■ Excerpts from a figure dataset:
········

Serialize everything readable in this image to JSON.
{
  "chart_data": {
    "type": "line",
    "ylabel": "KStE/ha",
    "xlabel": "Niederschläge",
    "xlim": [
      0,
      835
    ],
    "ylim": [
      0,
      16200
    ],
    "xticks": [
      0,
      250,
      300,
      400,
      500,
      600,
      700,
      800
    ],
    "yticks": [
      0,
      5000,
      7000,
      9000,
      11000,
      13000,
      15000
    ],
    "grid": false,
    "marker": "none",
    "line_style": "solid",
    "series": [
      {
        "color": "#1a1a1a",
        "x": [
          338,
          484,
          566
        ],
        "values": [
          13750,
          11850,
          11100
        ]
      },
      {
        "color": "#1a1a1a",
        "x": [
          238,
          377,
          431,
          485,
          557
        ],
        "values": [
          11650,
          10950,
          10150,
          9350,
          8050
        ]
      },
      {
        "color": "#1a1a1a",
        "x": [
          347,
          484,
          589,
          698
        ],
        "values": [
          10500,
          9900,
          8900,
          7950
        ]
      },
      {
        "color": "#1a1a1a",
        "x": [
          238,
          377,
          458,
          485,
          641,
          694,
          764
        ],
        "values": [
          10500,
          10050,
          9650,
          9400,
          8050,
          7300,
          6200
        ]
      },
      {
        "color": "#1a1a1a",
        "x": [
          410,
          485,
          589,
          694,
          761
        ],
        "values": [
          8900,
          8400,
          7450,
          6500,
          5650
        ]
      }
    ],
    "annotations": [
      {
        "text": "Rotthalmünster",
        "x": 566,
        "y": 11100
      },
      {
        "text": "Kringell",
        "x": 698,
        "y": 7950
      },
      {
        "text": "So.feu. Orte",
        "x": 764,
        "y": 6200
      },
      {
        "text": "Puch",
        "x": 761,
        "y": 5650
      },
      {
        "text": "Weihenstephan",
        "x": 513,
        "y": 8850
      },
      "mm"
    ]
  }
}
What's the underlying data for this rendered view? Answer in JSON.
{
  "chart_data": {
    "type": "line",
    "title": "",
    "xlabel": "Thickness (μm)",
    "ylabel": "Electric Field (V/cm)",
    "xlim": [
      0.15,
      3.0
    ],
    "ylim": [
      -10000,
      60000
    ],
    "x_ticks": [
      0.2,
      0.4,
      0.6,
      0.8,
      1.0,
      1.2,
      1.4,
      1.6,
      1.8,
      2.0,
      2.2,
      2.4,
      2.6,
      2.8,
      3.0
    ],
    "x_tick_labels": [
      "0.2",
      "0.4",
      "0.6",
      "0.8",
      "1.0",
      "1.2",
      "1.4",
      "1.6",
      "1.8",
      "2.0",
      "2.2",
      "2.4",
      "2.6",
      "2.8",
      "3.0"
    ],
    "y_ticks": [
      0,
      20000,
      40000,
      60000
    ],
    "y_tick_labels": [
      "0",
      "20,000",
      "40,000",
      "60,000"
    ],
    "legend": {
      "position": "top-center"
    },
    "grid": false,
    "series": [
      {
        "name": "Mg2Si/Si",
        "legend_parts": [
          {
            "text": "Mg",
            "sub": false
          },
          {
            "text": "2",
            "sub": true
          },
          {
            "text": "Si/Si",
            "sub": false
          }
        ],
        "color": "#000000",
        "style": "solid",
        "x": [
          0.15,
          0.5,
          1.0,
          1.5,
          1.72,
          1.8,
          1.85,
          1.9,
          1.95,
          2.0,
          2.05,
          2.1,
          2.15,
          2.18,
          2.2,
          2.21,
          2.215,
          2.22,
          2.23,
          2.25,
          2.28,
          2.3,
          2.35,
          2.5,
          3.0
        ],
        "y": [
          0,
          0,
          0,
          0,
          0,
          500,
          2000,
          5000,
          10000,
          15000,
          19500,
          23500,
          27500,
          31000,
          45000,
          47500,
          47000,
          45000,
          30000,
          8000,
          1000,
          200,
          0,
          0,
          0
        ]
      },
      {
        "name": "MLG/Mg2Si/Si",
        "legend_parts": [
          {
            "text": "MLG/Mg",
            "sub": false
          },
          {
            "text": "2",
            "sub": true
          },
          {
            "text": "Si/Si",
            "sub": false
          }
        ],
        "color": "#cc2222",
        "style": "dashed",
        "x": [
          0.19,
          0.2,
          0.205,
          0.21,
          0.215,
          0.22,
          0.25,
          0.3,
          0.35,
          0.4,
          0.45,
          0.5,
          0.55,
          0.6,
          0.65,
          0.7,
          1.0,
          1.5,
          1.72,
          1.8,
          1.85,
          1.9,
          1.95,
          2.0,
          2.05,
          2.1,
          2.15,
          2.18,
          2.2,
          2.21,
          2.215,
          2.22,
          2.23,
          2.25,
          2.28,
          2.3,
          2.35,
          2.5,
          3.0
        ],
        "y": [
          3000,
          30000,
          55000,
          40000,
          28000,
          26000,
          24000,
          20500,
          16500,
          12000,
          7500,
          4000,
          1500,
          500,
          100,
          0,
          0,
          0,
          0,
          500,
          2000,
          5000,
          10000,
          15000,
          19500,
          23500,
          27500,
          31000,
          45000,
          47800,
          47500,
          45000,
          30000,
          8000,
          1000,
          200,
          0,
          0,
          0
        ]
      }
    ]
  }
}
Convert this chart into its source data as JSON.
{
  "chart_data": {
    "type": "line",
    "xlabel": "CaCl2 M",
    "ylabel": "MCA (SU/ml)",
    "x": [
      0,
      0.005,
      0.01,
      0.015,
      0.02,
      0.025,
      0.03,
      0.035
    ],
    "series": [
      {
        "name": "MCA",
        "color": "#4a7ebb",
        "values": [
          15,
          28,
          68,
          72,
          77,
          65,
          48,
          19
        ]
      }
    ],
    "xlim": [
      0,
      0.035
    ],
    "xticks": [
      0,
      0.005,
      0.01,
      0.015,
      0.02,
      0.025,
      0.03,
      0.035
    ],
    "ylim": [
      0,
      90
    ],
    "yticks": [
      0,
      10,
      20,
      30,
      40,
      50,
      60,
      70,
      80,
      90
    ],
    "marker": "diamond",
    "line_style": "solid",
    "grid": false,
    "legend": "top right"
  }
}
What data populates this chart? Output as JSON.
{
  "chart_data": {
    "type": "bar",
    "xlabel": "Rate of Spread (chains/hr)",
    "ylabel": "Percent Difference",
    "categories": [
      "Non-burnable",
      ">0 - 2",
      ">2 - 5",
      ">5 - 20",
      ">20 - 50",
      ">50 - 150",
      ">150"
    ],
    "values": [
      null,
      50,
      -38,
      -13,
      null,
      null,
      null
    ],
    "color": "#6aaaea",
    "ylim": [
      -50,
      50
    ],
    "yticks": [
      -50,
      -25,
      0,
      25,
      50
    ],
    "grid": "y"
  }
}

········

■ Stated exercise: Gather each line of the records holding the string "JSON".

■ Task response:
Serialize everything readable in this image to JSON.
What's the underlying data for this rendered view? Answer in JSON.
Convert this chart into its source data as JSON.
What data populates this chart? Output as JSON.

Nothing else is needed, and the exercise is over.